TASK STATEMENT – Copy the material below line for line, changing no character.

DATA SHOWN –
— START —

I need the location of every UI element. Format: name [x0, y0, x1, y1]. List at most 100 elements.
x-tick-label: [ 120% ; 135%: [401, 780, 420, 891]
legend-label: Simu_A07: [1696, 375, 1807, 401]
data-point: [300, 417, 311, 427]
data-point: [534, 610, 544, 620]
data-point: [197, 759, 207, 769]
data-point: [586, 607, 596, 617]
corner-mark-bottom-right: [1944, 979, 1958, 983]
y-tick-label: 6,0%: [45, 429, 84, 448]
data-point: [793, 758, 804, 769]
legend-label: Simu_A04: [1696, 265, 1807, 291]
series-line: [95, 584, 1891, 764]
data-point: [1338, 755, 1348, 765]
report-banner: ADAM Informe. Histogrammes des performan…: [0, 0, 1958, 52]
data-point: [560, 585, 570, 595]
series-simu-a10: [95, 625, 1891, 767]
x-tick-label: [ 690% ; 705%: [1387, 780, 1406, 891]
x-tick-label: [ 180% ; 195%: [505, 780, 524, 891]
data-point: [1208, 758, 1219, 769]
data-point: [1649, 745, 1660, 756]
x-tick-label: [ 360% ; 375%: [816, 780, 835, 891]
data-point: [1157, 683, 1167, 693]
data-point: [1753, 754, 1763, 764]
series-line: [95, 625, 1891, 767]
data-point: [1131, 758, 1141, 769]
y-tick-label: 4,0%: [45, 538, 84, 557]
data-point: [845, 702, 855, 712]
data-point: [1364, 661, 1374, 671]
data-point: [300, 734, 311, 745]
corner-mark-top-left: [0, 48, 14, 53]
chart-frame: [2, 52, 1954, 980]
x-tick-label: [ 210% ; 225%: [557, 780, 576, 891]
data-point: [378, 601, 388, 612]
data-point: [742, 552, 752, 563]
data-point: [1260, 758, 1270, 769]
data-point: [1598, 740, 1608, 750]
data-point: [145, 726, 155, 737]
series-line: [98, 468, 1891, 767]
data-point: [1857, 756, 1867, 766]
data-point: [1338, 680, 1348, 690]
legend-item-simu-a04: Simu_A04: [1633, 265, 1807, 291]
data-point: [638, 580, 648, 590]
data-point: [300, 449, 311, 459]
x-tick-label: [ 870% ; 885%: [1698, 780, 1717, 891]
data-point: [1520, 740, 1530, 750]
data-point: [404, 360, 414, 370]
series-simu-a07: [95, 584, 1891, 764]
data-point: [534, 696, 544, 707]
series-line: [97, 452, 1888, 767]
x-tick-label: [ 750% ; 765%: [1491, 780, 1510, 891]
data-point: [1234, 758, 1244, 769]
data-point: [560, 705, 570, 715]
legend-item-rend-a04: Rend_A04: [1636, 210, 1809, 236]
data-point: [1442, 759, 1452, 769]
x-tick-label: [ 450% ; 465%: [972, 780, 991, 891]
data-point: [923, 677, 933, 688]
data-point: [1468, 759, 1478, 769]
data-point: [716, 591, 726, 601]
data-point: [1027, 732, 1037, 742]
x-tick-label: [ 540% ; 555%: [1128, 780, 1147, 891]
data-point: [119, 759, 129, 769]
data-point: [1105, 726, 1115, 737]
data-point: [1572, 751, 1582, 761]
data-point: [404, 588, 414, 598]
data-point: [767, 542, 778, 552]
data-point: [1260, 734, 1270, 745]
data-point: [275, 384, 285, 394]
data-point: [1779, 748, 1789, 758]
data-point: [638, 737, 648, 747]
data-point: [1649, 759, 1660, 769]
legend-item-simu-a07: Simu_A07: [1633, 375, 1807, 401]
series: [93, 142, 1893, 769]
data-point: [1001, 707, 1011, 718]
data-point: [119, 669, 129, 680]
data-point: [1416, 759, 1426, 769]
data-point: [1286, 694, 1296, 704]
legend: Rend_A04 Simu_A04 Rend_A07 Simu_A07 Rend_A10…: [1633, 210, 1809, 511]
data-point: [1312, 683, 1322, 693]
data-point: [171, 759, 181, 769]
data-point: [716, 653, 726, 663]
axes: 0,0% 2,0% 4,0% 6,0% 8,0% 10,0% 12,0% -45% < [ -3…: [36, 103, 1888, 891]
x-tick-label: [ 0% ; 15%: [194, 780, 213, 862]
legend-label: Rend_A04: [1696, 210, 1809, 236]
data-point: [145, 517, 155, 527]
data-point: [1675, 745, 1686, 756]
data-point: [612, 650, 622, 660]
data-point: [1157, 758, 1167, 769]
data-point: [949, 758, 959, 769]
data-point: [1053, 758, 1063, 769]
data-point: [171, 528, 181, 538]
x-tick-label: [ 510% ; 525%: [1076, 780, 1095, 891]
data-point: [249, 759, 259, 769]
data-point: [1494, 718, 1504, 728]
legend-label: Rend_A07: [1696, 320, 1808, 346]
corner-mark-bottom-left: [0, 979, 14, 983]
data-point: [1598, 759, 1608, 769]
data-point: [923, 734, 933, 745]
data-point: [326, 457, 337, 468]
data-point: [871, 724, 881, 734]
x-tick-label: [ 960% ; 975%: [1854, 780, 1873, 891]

— END —

TASK RESULT –
I need the location of every UI element. Format: name [x0, y0, x1, y1]. List at most 100 elements.
x-tick-label: [ 120% ; 135%: [401, 780, 420, 891]
legend-label: Simu_A07: [1696, 375, 1807, 401]
data-point: [300, 417, 311, 427]
data-point: [534, 610, 544, 620]
data-point: [197, 759, 207, 769]
data-point: [586, 607, 596, 617]
corner-mark-bottom-right: [1944, 979, 1958, 983]
y-tick-label: 6,0%: [45, 429, 84, 448]
data-point: [793, 758, 804, 769]
legend-label: Simu_A04: [1696, 265, 1807, 291]
series-line: [95, 584, 1891, 764]
data-point: [1338, 755, 1348, 765]
report-banner: ADAM Informe. Histogrammes des performan…: [0, 0, 1958, 52]
data-point: [560, 585, 570, 595]
series-simu-a10: [95, 625, 1891, 767]
x-tick-label: [ 690% ; 705%: [1387, 780, 1406, 891]
x-tick-label: [ 180% ; 195%: [505, 780, 524, 891]
data-point: [1208, 758, 1219, 769]
data-point: [1649, 745, 1660, 756]
x-tick-label: [ 360% ; 375%: [816, 780, 835, 891]
data-point: [1157, 683, 1167, 693]
data-point: [1753, 754, 1763, 764]
series-line: [95, 625, 1891, 767]
data-point: [1131, 758, 1141, 769]
y-tick-label: 4,0%: [45, 538, 84, 557]
data-point: [845, 702, 855, 712]
data-point: [1364, 661, 1374, 671]
data-point: [300, 734, 311, 745]
corner-mark-top-left: [0, 48, 14, 53]
chart-frame: [2, 52, 1954, 980]
x-tick-label: [ 210% ; 225%: [557, 780, 576, 891]
data-point: [378, 601, 388, 612]
data-point: [742, 552, 752, 563]
data-point: [1260, 758, 1270, 769]
data-point: [1598, 740, 1608, 750]
data-point: [145, 726, 155, 737]
series-line: [98, 468, 1891, 767]
data-point: [1857, 756, 1867, 766]
data-point: [1338, 680, 1348, 690]
legend-item-simu-a04: Simu_A04: [1633, 265, 1807, 291]
data-point: [638, 580, 648, 590]
data-point: [300, 449, 311, 459]
x-tick-label: [ 870% ; 885%: [1698, 780, 1717, 891]
data-point: [1520, 740, 1530, 750]
data-point: [404, 360, 414, 370]
series-simu-a07: [95, 584, 1891, 764]
data-point: [534, 696, 544, 707]
series-line: [97, 452, 1888, 767]
x-tick-label: [ 750% ; 765%: [1491, 780, 1510, 891]
data-point: [1234, 758, 1244, 769]
data-point: [560, 705, 570, 715]
legend-item-rend-a04: Rend_A04: [1636, 210, 1809, 236]
data-point: [1442, 759, 1452, 769]
x-tick-label: [ 450% ; 465%: [972, 780, 991, 891]
data-point: [923, 677, 933, 688]
data-point: [1468, 759, 1478, 769]
data-point: [716, 591, 726, 601]
data-point: [1027, 732, 1037, 742]
x-tick-label: [ 540% ; 555%: [1128, 780, 1147, 891]
data-point: [119, 759, 129, 769]
data-point: [1105, 726, 1115, 737]
data-point: [1572, 751, 1582, 761]
data-point: [404, 588, 414, 598]
data-point: [767, 542, 778, 552]
data-point: [1260, 734, 1270, 745]
data-point: [275, 384, 285, 394]
data-point: [1779, 748, 1789, 758]
data-point: [638, 737, 648, 747]
data-point: [1649, 759, 1660, 769]
legend-item-simu-a07: Simu_A07: [1633, 375, 1807, 401]
series: [93, 142, 1893, 769]
data-point: [1001, 707, 1011, 718]
data-point: [119, 669, 129, 680]
data-point: [1416, 759, 1426, 769]
data-point: [1286, 694, 1296, 704]
legend: Rend_A04 Simu_A04 Rend_A07 Simu_A07 Rend_A10…: [1633, 210, 1809, 511]
data-point: [1312, 683, 1322, 693]
data-point: [171, 759, 181, 769]
data-point: [716, 653, 726, 663]
axes: 0,0% 2,0% 4,0% 6,0% 8,0% 10,0% 12,0% -45% < [ -3…: [36, 103, 1888, 891]
x-tick-label: [ 0% ; 15%: [194, 780, 213, 862]
legend-label: Rend_A04: [1696, 210, 1809, 236]
data-point: [145, 517, 155, 527]
data-point: [1675, 745, 1686, 756]
data-point: [612, 650, 622, 660]
data-point: [1157, 758, 1167, 769]
data-point: [949, 758, 959, 769]
data-point: [1053, 758, 1063, 769]
data-point: [171, 528, 181, 538]
x-tick-label: [ 510% ; 525%: [1076, 780, 1095, 891]
data-point: [249, 759, 259, 769]
data-point: [1494, 718, 1504, 728]
legend-label: Rend_A07: [1696, 320, 1808, 346]
corner-mark-bottom-left: [0, 979, 14, 983]
data-point: [1598, 759, 1608, 769]
data-point: [923, 734, 933, 745]
data-point: [326, 457, 337, 468]
data-point: [871, 724, 881, 734]
x-tick-label: [ 960% ; 975%: [1854, 780, 1873, 891]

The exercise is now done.